In 1855, a scandal broke out involving the Francis John Robert Child Villiers, the son of George Child Villiers, 5th Earl of Jersey and Sarah Sophia Lady Jersey (neé Fane - heiress to the Child Bank fortune). Hon Francis Villiers, a prominent Conservative Member of Parliament and formerly aide-de-camp (ADC) to Sir Colin Campbell, General Officer Commanding (GOC) Ceylon, had been caught forging cheques. The Villiers owned two coffee estates in Sri Lanka, Galagedera and Middleton (the latter named after their Oxfordshire seat, Middleton Park at Middleton Stoney), which they expected to sell to settle Francis’ debts.

In deference to Lady Jersey, the Conservative Prime Minister Benjamin Disraeli got involved in the affair. In his role as provider of good offices, in regard to the Villiers’ plantations (which were to remain unsold even after Francis Villiers’ death) he corresponded with the Villiers’ attorney in Sri Lanka, Captain William Fisher.

**SUPPLIED MATERIAL:**

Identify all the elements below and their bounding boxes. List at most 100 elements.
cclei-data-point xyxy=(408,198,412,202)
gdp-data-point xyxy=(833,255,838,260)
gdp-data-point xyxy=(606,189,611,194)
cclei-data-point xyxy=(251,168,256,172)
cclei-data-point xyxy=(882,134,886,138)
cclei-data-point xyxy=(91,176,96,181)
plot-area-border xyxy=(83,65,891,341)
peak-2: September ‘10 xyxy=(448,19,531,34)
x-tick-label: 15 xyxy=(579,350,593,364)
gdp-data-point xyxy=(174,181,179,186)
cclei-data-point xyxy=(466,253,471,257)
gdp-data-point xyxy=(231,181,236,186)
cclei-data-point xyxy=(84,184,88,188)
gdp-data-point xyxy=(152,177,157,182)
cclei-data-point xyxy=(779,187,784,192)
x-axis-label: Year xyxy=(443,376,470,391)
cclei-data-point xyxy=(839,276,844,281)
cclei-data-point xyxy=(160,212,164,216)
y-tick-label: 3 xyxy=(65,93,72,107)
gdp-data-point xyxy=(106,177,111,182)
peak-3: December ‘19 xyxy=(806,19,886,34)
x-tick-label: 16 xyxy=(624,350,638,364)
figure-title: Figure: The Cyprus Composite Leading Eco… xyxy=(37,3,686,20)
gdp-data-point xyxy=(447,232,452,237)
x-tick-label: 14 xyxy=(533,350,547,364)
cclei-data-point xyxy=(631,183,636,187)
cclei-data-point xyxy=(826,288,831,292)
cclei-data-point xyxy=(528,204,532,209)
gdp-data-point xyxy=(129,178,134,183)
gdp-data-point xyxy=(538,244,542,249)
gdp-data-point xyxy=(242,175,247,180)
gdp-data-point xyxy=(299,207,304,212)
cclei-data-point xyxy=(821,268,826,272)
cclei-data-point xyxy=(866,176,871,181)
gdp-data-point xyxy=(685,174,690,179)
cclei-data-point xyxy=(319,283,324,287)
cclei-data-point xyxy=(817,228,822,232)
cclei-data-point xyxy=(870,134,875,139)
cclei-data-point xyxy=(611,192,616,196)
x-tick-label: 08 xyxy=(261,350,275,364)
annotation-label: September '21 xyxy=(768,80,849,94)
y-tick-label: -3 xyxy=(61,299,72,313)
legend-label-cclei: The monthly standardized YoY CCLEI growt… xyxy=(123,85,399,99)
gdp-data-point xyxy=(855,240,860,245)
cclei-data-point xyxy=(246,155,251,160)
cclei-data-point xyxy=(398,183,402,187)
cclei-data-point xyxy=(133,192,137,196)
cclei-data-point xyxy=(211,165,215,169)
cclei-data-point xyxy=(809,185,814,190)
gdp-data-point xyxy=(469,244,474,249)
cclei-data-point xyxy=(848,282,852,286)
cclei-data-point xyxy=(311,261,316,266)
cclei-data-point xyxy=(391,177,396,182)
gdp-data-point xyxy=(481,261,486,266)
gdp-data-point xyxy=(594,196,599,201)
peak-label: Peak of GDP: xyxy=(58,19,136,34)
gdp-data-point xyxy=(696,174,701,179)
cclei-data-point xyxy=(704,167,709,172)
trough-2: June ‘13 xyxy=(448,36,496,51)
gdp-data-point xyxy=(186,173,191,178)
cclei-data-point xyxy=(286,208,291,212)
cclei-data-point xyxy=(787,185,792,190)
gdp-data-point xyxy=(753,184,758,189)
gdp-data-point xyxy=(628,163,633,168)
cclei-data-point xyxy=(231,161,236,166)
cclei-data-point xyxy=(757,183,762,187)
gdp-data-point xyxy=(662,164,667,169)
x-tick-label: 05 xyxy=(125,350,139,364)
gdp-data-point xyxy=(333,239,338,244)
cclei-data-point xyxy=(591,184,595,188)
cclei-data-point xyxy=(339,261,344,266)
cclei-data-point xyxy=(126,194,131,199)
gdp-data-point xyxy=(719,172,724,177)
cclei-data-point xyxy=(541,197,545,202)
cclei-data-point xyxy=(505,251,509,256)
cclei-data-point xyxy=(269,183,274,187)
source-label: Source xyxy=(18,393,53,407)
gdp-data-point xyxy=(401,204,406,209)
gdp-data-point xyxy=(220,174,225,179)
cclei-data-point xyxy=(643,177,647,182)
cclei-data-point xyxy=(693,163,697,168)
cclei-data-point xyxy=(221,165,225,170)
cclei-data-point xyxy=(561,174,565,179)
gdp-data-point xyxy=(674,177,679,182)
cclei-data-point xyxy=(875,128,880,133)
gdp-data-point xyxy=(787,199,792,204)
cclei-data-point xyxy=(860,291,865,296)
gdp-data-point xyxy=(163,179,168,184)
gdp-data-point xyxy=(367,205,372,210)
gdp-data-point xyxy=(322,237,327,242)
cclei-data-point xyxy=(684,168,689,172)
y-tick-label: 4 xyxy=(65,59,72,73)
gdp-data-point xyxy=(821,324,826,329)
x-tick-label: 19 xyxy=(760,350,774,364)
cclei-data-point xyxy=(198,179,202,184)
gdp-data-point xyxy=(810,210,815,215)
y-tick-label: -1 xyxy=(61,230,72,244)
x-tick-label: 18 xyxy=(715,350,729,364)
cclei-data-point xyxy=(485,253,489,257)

**STATED PROBLEM A:**
Translate this sentence from the passage about the Villiers scandal into French: "In deference to Lady Jersey, the Conservative Prime Minister Benjamin Disraeli got involved in the affair."
**STATED PROBLEM B:**
Answer these from the passage about the Villiers scandal:
(i) What had Francis Villiers been caught doing?
(ii) What was the Middleton estate named after?
(iii) Who was the Villiers' attorney in Sri Lanka?
**STATED PROBLEM C:**
Rewrite the part of the passage about the Villiers scandal starting with "In 1855, a scandal" and going on through "settle Francis’ debts.", and switch "coffee estates" to "tea estates".
Those lines have nothing to do with what is asked here.

**OUTPUT A:**
Par égard pour Lady Jersey, le Premier ministre conservateur Benjamin Disraeli s'impliqua dans l'affaire.

**OUTPUT B:**
(i) Forging cheques.
(ii) The family's Oxfordshire seat, Middleton Park at Middleton Stoney.
(iii) Captain William Fisher.

**OUTPUT C:**
In 1855, a scandal broke out involving the Francis John Robert Child Villiers, the son of George Child Villiers, 5th Earl of Jersey and Sarah Sophia Lady Jersey (neé Fane - heiress to the Child Bank fortune). Hon Francis Villiers, a prominent Conservative Member of Parliament and formerly aide-de-camp (ADC) to Sir Colin Campbell, General Officer Commanding (GOC) Ceylon, had been caught forging cheques. The Villiers owned two tea estates in Sri Lanka, Galagedera and Middleton (the latter named after their Oxfordshire seat, Middleton Park at Middleton Stoney), which they expected to sell to settle Francis’ debts.